Can you write out all the lines word for word, with no pictures?

Data excerpts:

>>>>>

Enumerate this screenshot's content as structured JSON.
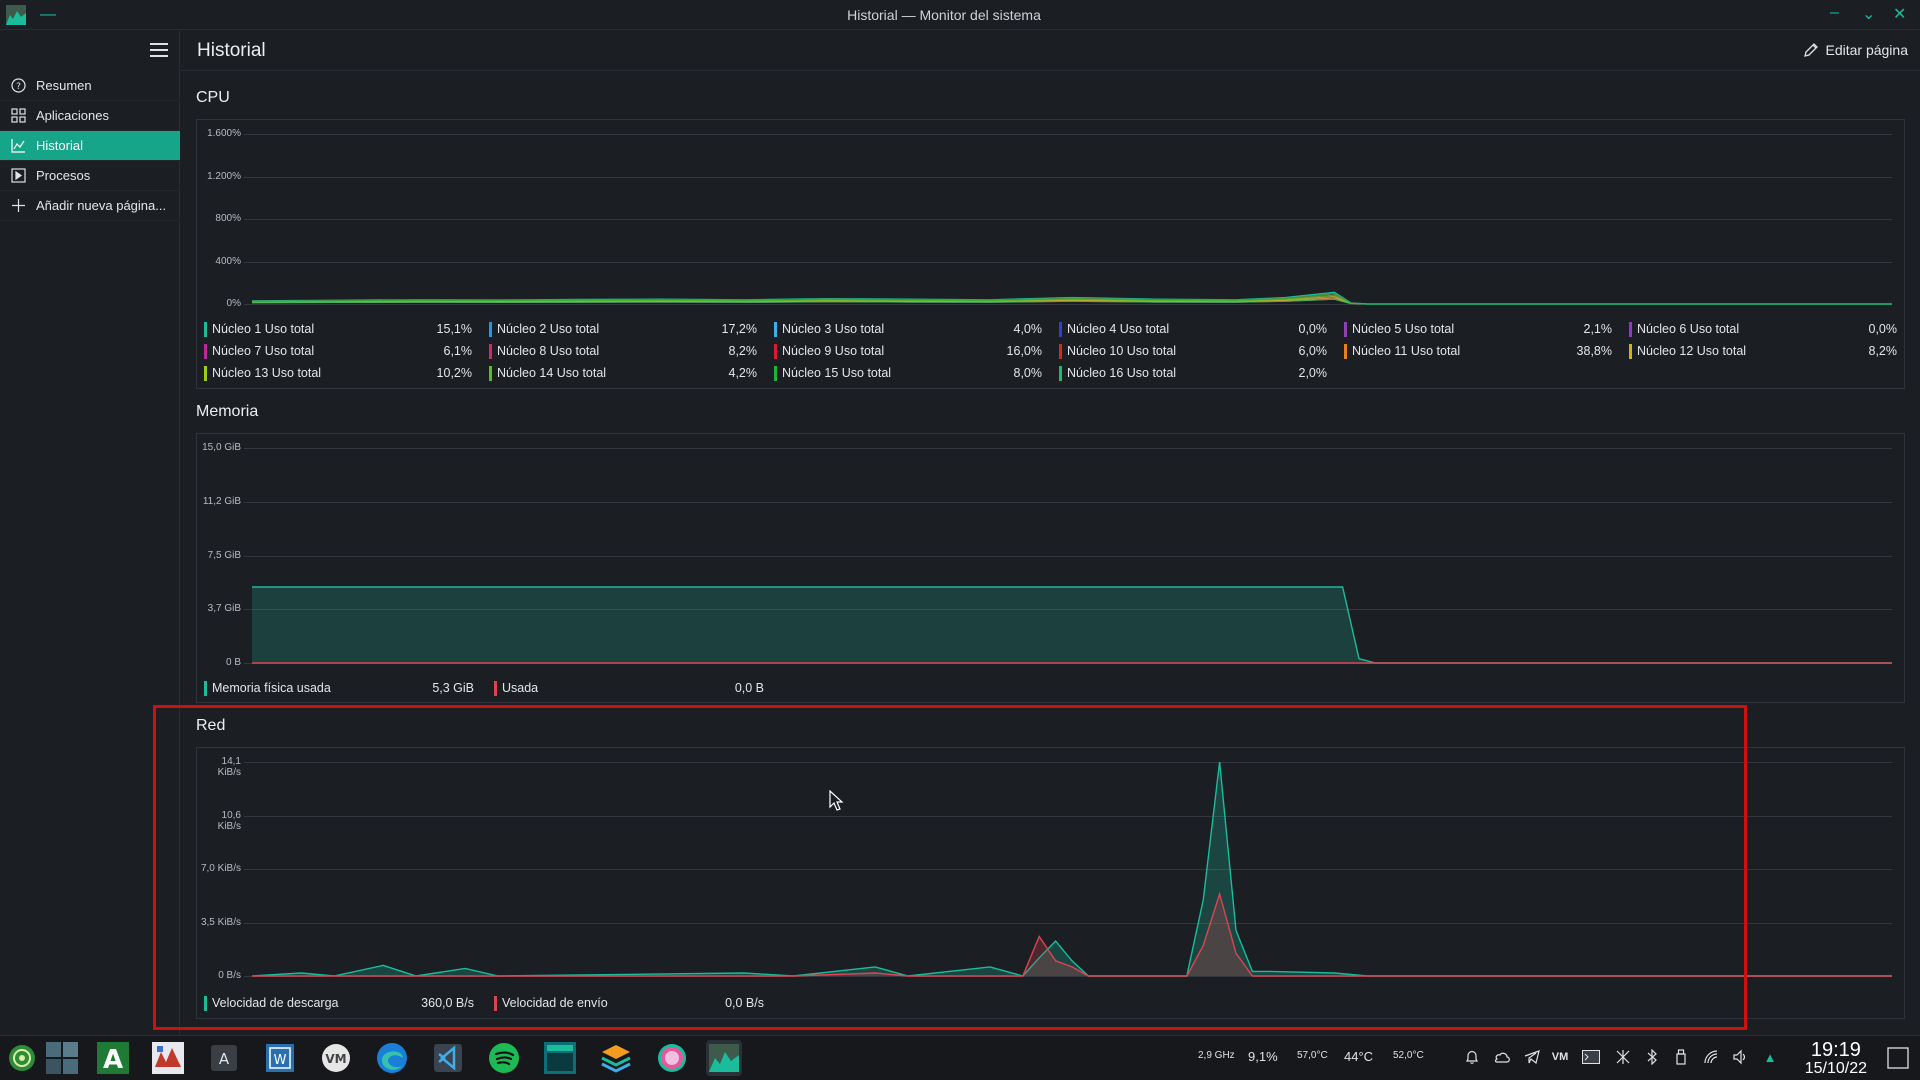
{
  "window": {
    "title": "Historial — Monitor del sistema"
  },
  "sidebar": {
    "items": [
      {
        "label": "Resumen",
        "icon": "help-circle-icon",
        "active": false
      },
      {
        "label": "Aplicaciones",
        "icon": "grid-icon",
        "active": false
      },
      {
        "label": "Historial",
        "icon": "chart-icon",
        "active": true
      },
      {
        "label": "Procesos",
        "icon": "process-icon",
        "active": false
      },
      {
        "label": "Añadir nueva página...",
        "icon": "plus-icon",
        "active": false
      }
    ]
  },
  "header": {
    "title": "Historial",
    "edit_label": "Editar página"
  },
  "cpu": {
    "title": "CPU",
    "y_ticks": [
      "1.600%",
      "1.200%",
      "800%",
      "400%",
      "0%"
    ],
    "legend": [
      {
        "name": "Núcleo 1 Uso total",
        "value": "15,1%",
        "color": "#1abc9c"
      },
      {
        "name": "Núcleo 2 Uso total",
        "value": "17,2%",
        "color": "#1d99f3"
      },
      {
        "name": "Núcleo 3 Uso total",
        "value": "4,0%",
        "color": "#3daee9"
      },
      {
        "name": "Núcleo 4 Uso total",
        "value": "0,0%",
        "color": "#2e3fd6"
      },
      {
        "name": "Núcleo 5 Uso total",
        "value": "2,1%",
        "color": "#8e44ad"
      },
      {
        "name": "Núcleo 6 Uso total",
        "value": "0,0%",
        "color": "#9b30d6"
      },
      {
        "name": "Núcleo 7 Uso total",
        "value": "6,1%",
        "color": "#c0269b"
      },
      {
        "name": "Núcleo 8 Uso total",
        "value": "8,2%",
        "color": "#d6266a"
      },
      {
        "name": "Núcleo 9 Uso total",
        "value": "16,0%",
        "color": "#da1a3a"
      },
      {
        "name": "Núcleo 10 Uso total",
        "value": "6,0%",
        "color": "#d22a1d"
      },
      {
        "name": "Núcleo 11 Uso total",
        "value": "38,8%",
        "color": "#e67e22"
      },
      {
        "name": "Núcleo 12 Uso total",
        "value": "8,2%",
        "color": "#d6b21a"
      },
      {
        "name": "Núcleo 13 Uso total",
        "value": "10,2%",
        "color": "#9ccc1a"
      },
      {
        "name": "Núcleo 14 Uso total",
        "value": "4,2%",
        "color": "#4fc41a"
      },
      {
        "name": "Núcleo 15 Uso total",
        "value": "8,0%",
        "color": "#1ab53a"
      },
      {
        "name": "Núcleo 16 Uso total",
        "value": "2,0%",
        "color": "#1abc6a"
      }
    ]
  },
  "memory": {
    "title": "Memoria",
    "y_ticks": [
      "15,0 GiB",
      "11,2 GiB",
      "7,5 GiB",
      "3,7 GiB",
      "0 B"
    ],
    "legend": [
      {
        "name": "Memoria física usada",
        "value": "5,3 GiB",
        "color": "#1abc9c"
      },
      {
        "name": "Usada",
        "value": "0,0 B",
        "color": "#da4453"
      }
    ]
  },
  "network": {
    "title": "Red",
    "y_ticks": [
      "14,1 KiB/s",
      "10,6 KiB/s",
      "7,0 KiB/s",
      "3,5 KiB/s",
      "0 B/s"
    ],
    "legend": [
      {
        "name": "Velocidad de descarga",
        "value": "360,0 B/s",
        "color": "#1abc9c"
      },
      {
        "name": "Velocidad de envío",
        "value": "0,0 B/s",
        "color": "#da4453"
      }
    ]
  },
  "chart_data": [
    {
      "type": "area",
      "title": "CPU",
      "ylim": [
        0,
        1600
      ],
      "x": [
        0,
        5,
        10,
        15,
        20,
        25,
        30,
        35,
        40,
        45,
        50,
        55,
        60,
        63,
        66,
        67,
        68,
        100
      ],
      "series": [
        {
          "name": "Núcleo 1 Uso total",
          "values": [
            30,
            35,
            40,
            38,
            42,
            45,
            40,
            50,
            45,
            40,
            60,
            45,
            40,
            60,
            110,
            10,
            0,
            0
          ]
        }
      ]
    },
    {
      "type": "area",
      "title": "Memoria",
      "ylim": [
        0,
        15.0
      ],
      "x": [
        0,
        66.5,
        67.5,
        68.5,
        100
      ],
      "series": [
        {
          "name": "Memoria física usada",
          "values": [
            5.3,
            5.3,
            0.3,
            0,
            0
          ]
        },
        {
          "name": "Usada",
          "values": [
            0,
            0,
            0,
            0,
            0
          ]
        }
      ]
    },
    {
      "type": "line",
      "title": "Red",
      "ylim": [
        0,
        14.1
      ],
      "x": [
        0,
        3,
        5,
        8,
        10,
        13,
        15,
        30,
        33,
        38,
        40,
        45,
        47,
        48,
        49,
        50,
        51,
        52,
        53,
        57,
        58,
        59,
        60,
        61,
        62,
        66,
        68,
        100
      ],
      "series": [
        {
          "name": "Velocidad de descarga",
          "values": [
            0,
            0.2,
            0,
            0.7,
            0,
            0.5,
            0,
            0.2,
            0,
            0.6,
            0,
            0.6,
            0,
            1.2,
            2.3,
            1.0,
            0,
            0,
            0,
            0,
            5.0,
            14.1,
            3.0,
            0.3,
            0.3,
            0.2,
            0,
            0
          ]
        },
        {
          "name": "Velocidad de envío",
          "values": [
            0,
            0,
            0,
            0,
            0,
            0,
            0,
            0,
            0,
            0.2,
            0,
            0,
            0,
            2.6,
            1.0,
            0.6,
            0,
            0,
            0,
            0,
            2.0,
            5.4,
            1.5,
            0,
            0,
            0,
            0,
            0
          ]
        }
      ]
    }
  ],
  "taskbar": {
    "tray": {
      "cpu_freq": "2,9 GHz",
      "cpu_load": "9,1%",
      "temp1": "57,0°C",
      "temp2": "44°C",
      "temp3": "52,0°C",
      "vm_label": "VM"
    },
    "time": "19:19",
    "date": "15/10/22"
  }
}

<<<<<

RESULT BELOW:
Enumerate this screenshot's content as structured JSON.
{
  "window": {
    "title": "Historial — Monitor del sistema"
  },
  "sidebar": {
    "items": [
      {
        "label": "Resumen",
        "icon": "help-circle-icon",
        "active": false
      },
      {
        "label": "Aplicaciones",
        "icon": "grid-icon",
        "active": false
      },
      {
        "label": "Historial",
        "icon": "chart-icon",
        "active": true
      },
      {
        "label": "Procesos",
        "icon": "process-icon",
        "active": false
      },
      {
        "label": "Añadir nueva página...",
        "icon": "plus-icon",
        "active": false
      }
    ]
  },
  "header": {
    "title": "Historial",
    "edit_label": "Editar página"
  },
  "cpu": {
    "title": "CPU",
    "y_ticks": [
      "1.600%",
      "1.200%",
      "800%",
      "400%",
      "0%"
    ],
    "legend": [
      {
        "name": "Núcleo 1 Uso total",
        "value": "15,1%",
        "color": "#1abc9c"
      },
      {
        "name": "Núcleo 2 Uso total",
        "value": "17,2%",
        "color": "#1d99f3"
      },
      {
        "name": "Núcleo 3 Uso total",
        "value": "4,0%",
        "color": "#3daee9"
      },
      {
        "name": "Núcleo 4 Uso total",
        "value": "0,0%",
        "color": "#2e3fd6"
      },
      {
        "name": "Núcleo 5 Uso total",
        "value": "2,1%",
        "color": "#8e44ad"
      },
      {
        "name": "Núcleo 6 Uso total",
        "value": "0,0%",
        "color": "#9b30d6"
      },
      {
        "name": "Núcleo 7 Uso total",
        "value": "6,1%",
        "color": "#c0269b"
      },
      {
        "name": "Núcleo 8 Uso total",
        "value": "8,2%",
        "color": "#d6266a"
      },
      {
        "name": "Núcleo 9 Uso total",
        "value": "16,0%",
        "color": "#da1a3a"
      },
      {
        "name": "Núcleo 10 Uso total",
        "value": "6,0%",
        "color": "#d22a1d"
      },
      {
        "name": "Núcleo 11 Uso total",
        "value": "38,8%",
        "color": "#e67e22"
      },
      {
        "name": "Núcleo 12 Uso total",
        "value": "8,2%",
        "color": "#d6b21a"
      },
      {
        "name": "Núcleo 13 Uso total",
        "value": "10,2%",
        "color": "#9ccc1a"
      },
      {
        "name": "Núcleo 14 Uso total",
        "value": "4,2%",
        "color": "#4fc41a"
      },
      {
        "name": "Núcleo 15 Uso total",
        "value": "8,0%",
        "color": "#1ab53a"
      },
      {
        "name": "Núcleo 16 Uso total",
        "value": "2,0%",
        "color": "#1abc6a"
      }
    ]
  },
  "memory": {
    "title": "Memoria",
    "y_ticks": [
      "15,0 GiB",
      "11,2 GiB",
      "7,5 GiB",
      "3,7 GiB",
      "0 B"
    ],
    "legend": [
      {
        "name": "Memoria física usada",
        "value": "5,3 GiB",
        "color": "#1abc9c"
      },
      {
        "name": "Usada",
        "value": "0,0 B",
        "color": "#da4453"
      }
    ]
  },
  "network": {
    "title": "Red",
    "y_ticks": [
      "14,1 KiB/s",
      "10,6 KiB/s",
      "7,0 KiB/s",
      "3,5 KiB/s",
      "0 B/s"
    ],
    "legend": [
      {
        "name": "Velocidad de descarga",
        "value": "360,0 B/s",
        "color": "#1abc9c"
      },
      {
        "name": "Velocidad de envío",
        "value": "0,0 B/s",
        "color": "#da4453"
      }
    ]
  },
  "chart_data": [
    {
      "type": "area",
      "title": "CPU",
      "ylim": [
        0,
        1600
      ],
      "x": [
        0,
        5,
        10,
        15,
        20,
        25,
        30,
        35,
        40,
        45,
        50,
        55,
        60,
        63,
        66,
        67,
        68,
        100
      ],
      "series": [
        {
          "name": "Núcleo 1 Uso total",
          "values": [
            30,
            35,
            40,
            38,
            42,
            45,
            40,
            50,
            45,
            40,
            60,
            45,
            40,
            60,
            110,
            10,
            0,
            0
          ]
        }
      ]
    },
    {
      "type": "area",
      "title": "Memoria",
      "ylim": [
        0,
        15.0
      ],
      "x": [
        0,
        66.5,
        67.5,
        68.5,
        100
      ],
      "series": [
        {
          "name": "Memoria física usada",
          "values": [
            5.3,
            5.3,
            0.3,
            0,
            0
          ]
        },
        {
          "name": "Usada",
          "values": [
            0,
            0,
            0,
            0,
            0
          ]
        }
      ]
    },
    {
      "type": "line",
      "title": "Red",
      "ylim": [
        0,
        14.1
      ],
      "x": [
        0,
        3,
        5,
        8,
        10,
        13,
        15,
        30,
        33,
        38,
        40,
        45,
        47,
        48,
        49,
        50,
        51,
        52,
        53,
        57,
        58,
        59,
        60,
        61,
        62,
        66,
        68,
        100
      ],
      "series": [
        {
          "name": "Velocidad de descarga",
          "values": [
            0,
            0.2,
            0,
            0.7,
            0,
            0.5,
            0,
            0.2,
            0,
            0.6,
            0,
            0.6,
            0,
            1.2,
            2.3,
            1.0,
            0,
            0,
            0,
            0,
            5.0,
            14.1,
            3.0,
            0.3,
            0.3,
            0.2,
            0,
            0
          ]
        },
        {
          "name": "Velocidad de envío",
          "values": [
            0,
            0,
            0,
            0,
            0,
            0,
            0,
            0,
            0,
            0.2,
            0,
            0,
            0,
            2.6,
            1.0,
            0.6,
            0,
            0,
            0,
            0,
            2.0,
            5.4,
            1.5,
            0,
            0,
            0,
            0,
            0
          ]
        }
      ]
    }
  ],
  "taskbar": {
    "tray": {
      "cpu_freq": "2,9 GHz",
      "cpu_load": "9,1%",
      "temp1": "57,0°C",
      "temp2": "44°C",
      "temp3": "52,0°C",
      "vm_label": "VM"
    },
    "time": "19:19",
    "date": "15/10/22"
  }
}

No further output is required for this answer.